▶ Dataset rows about figures
Start

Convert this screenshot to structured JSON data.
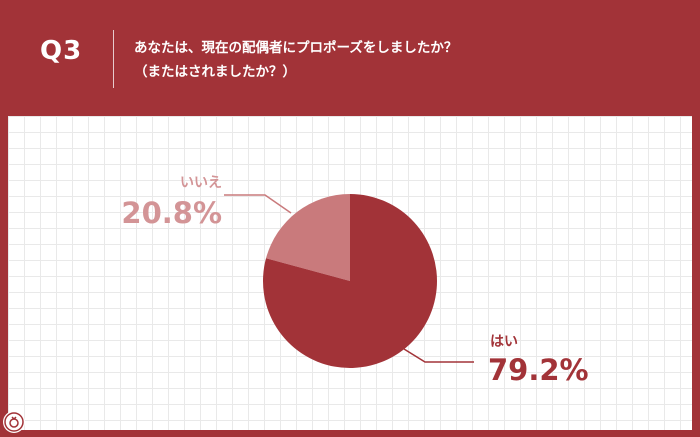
{
  "header": {
    "q_label": "Q3",
    "question_line1": "あなたは、現在の配偶者にプロポーズをしましたか？",
    "question_line2": "（またはされましたか？）"
  },
  "colors": {
    "background": "#a23338",
    "no_slice": "#c97a7c",
    "yes_slice": "#a23338",
    "no_text": "#d39496",
    "yes_text": "#a23338"
  },
  "chart_data": {
    "type": "pie",
    "slices": [
      {
        "label": "いいえ",
        "value": 20.8,
        "value_text": "20.8%"
      },
      {
        "label": "はい",
        "value": 79.2,
        "value_text": "79.2%"
      }
    ]
  }
}
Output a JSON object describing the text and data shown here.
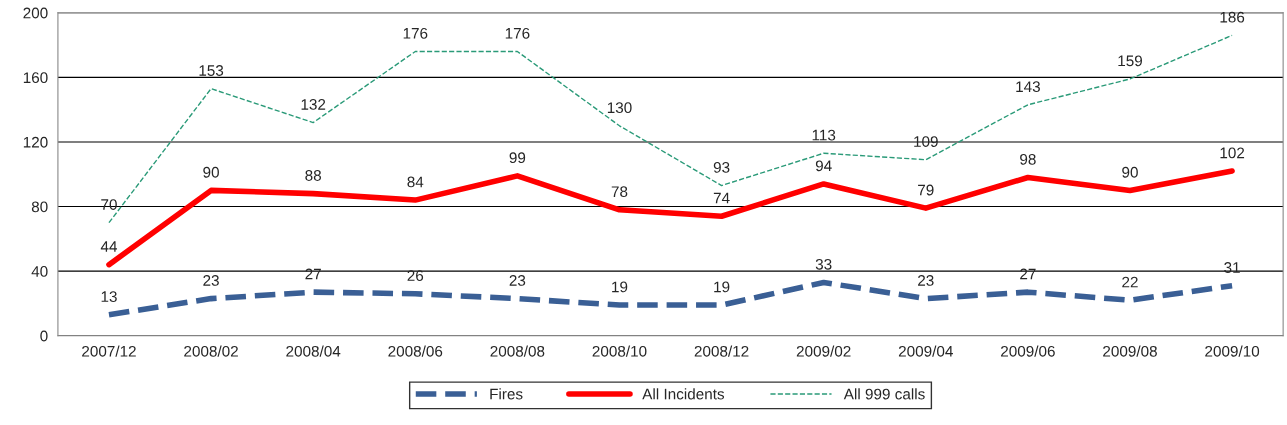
{
  "chart_data": {
    "type": "line",
    "categories": [
      "2007/12",
      "2008/02",
      "2008/04",
      "2008/06",
      "2008/08",
      "2008/10",
      "2008/12",
      "2009/02",
      "2009/04",
      "2009/06",
      "2009/08",
      "2009/10"
    ],
    "series": [
      {
        "name": "Fires",
        "color": "#3a5f95",
        "line_style": "dashed",
        "values": [
          13,
          23,
          27,
          26,
          23,
          19,
          19,
          33,
          23,
          27,
          22,
          31
        ]
      },
      {
        "name": "All Incidents",
        "color": "#ff0000",
        "line_style": "solid",
        "values": [
          44,
          90,
          88,
          84,
          99,
          78,
          74,
          94,
          79,
          98,
          90,
          102
        ]
      },
      {
        "name": "All 999 calls",
        "color": "#2a9a78",
        "line_style": "dashed",
        "values": [
          70,
          153,
          132,
          176,
          176,
          130,
          93,
          113,
          109,
          143,
          159,
          186
        ]
      }
    ],
    "ylim": [
      0,
      200
    ],
    "yticks": [
      0,
      40,
      80,
      120,
      160,
      200
    ],
    "grid": "y",
    "legend": "bottom",
    "data_labels": true,
    "marker": "none"
  }
}
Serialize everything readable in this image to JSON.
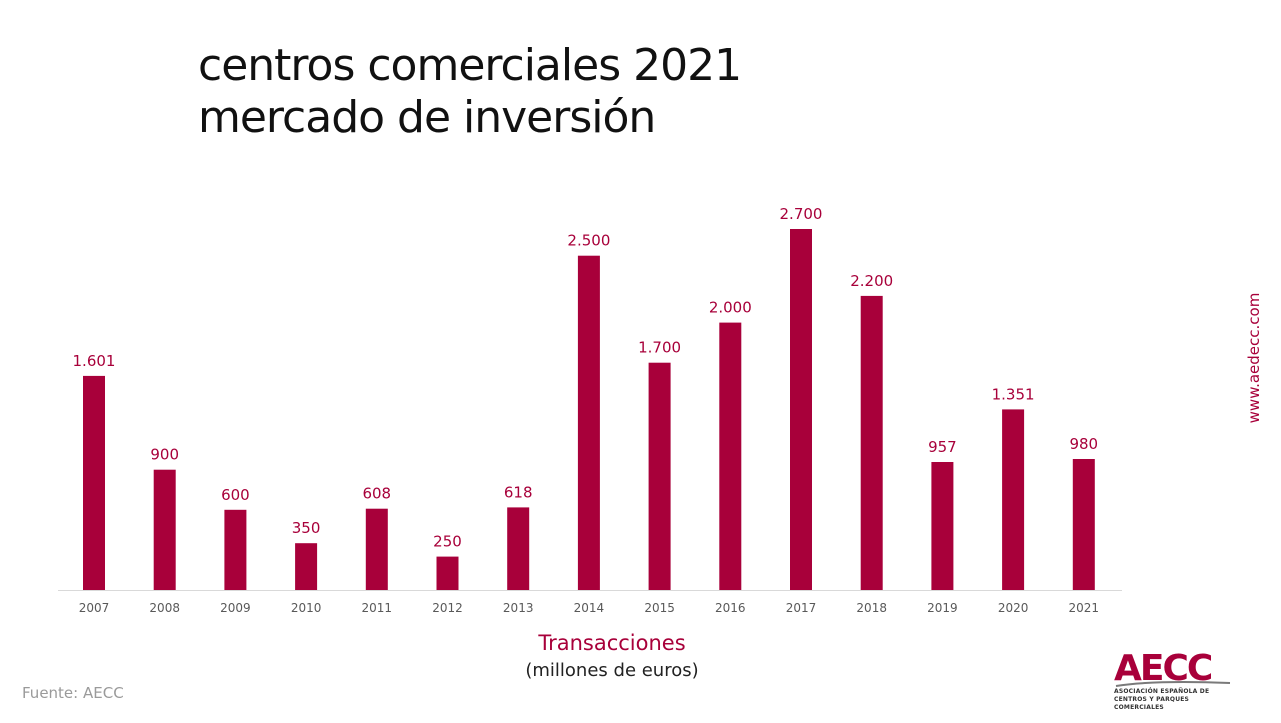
{
  "title_lines": [
    "centros comerciales 2021",
    "mercado de inversión"
  ],
  "colors": {
    "accent": "#a8003a",
    "axis": "#d9d9d9"
  },
  "chart_data": {
    "type": "bar",
    "categories": [
      "2007",
      "2008",
      "2009",
      "2010",
      "2011",
      "2012",
      "2013",
      "2014",
      "2015",
      "2016",
      "2017",
      "2018",
      "2019",
      "2020",
      "2021"
    ],
    "values": [
      1601,
      900,
      600,
      350,
      608,
      250,
      618,
      2500,
      1700,
      2000,
      2700,
      2200,
      957,
      1351,
      980
    ],
    "data_labels": [
      "1.601",
      "900",
      "600",
      "350",
      "608",
      "250",
      "618",
      "2.500",
      "1.700",
      "2.000",
      "2.700",
      "2.200",
      "957",
      "1.351",
      "980"
    ],
    "ylim": [
      0,
      2700
    ],
    "grid": false,
    "legend": "none",
    "xlabel": "Transacciones",
    "xlabel_sub": "(millones de euros)"
  },
  "source": "Fuente: AECC",
  "website": "www.aedecc.com",
  "logo": {
    "word": "AECC",
    "sub_line1": "ASOCIACIÓN ESPAÑOLA DE",
    "sub_line2": "CENTROS Y PARQUES COMERCIALES"
  }
}
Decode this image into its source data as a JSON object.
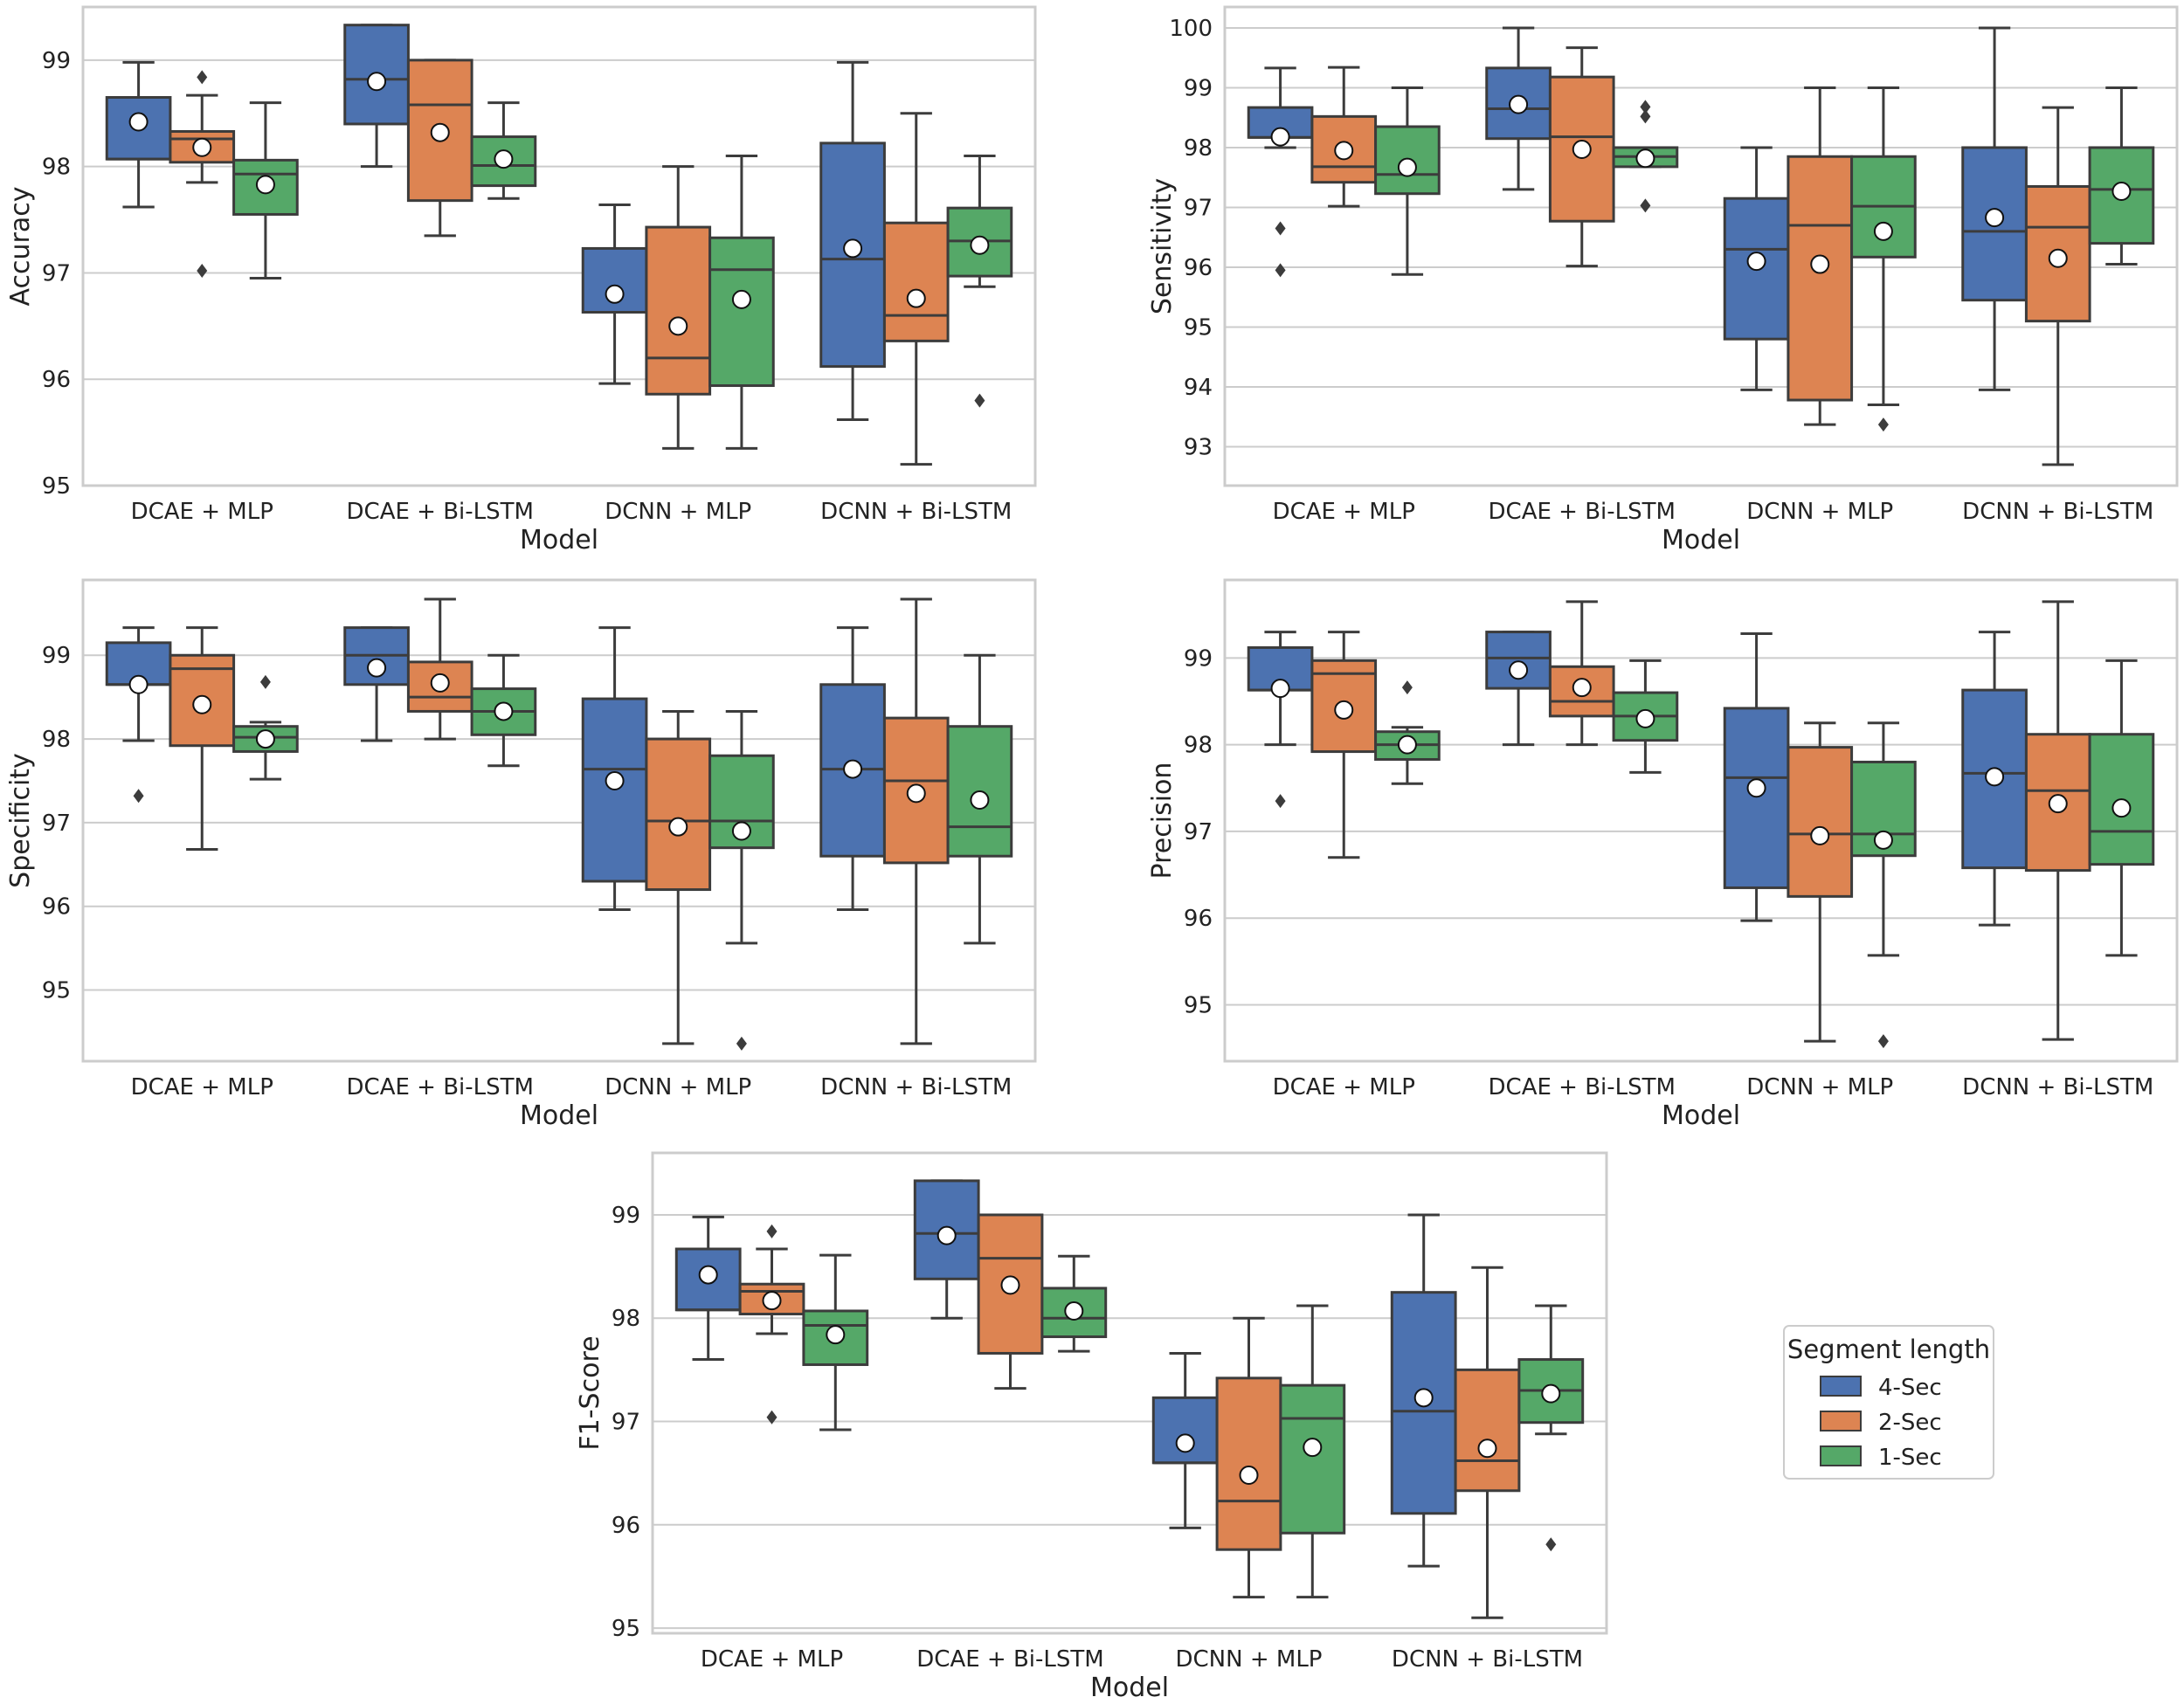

End

▶ Problem
Provide only the count of lines in the data above that include the string "JSON".

▶ Reply
4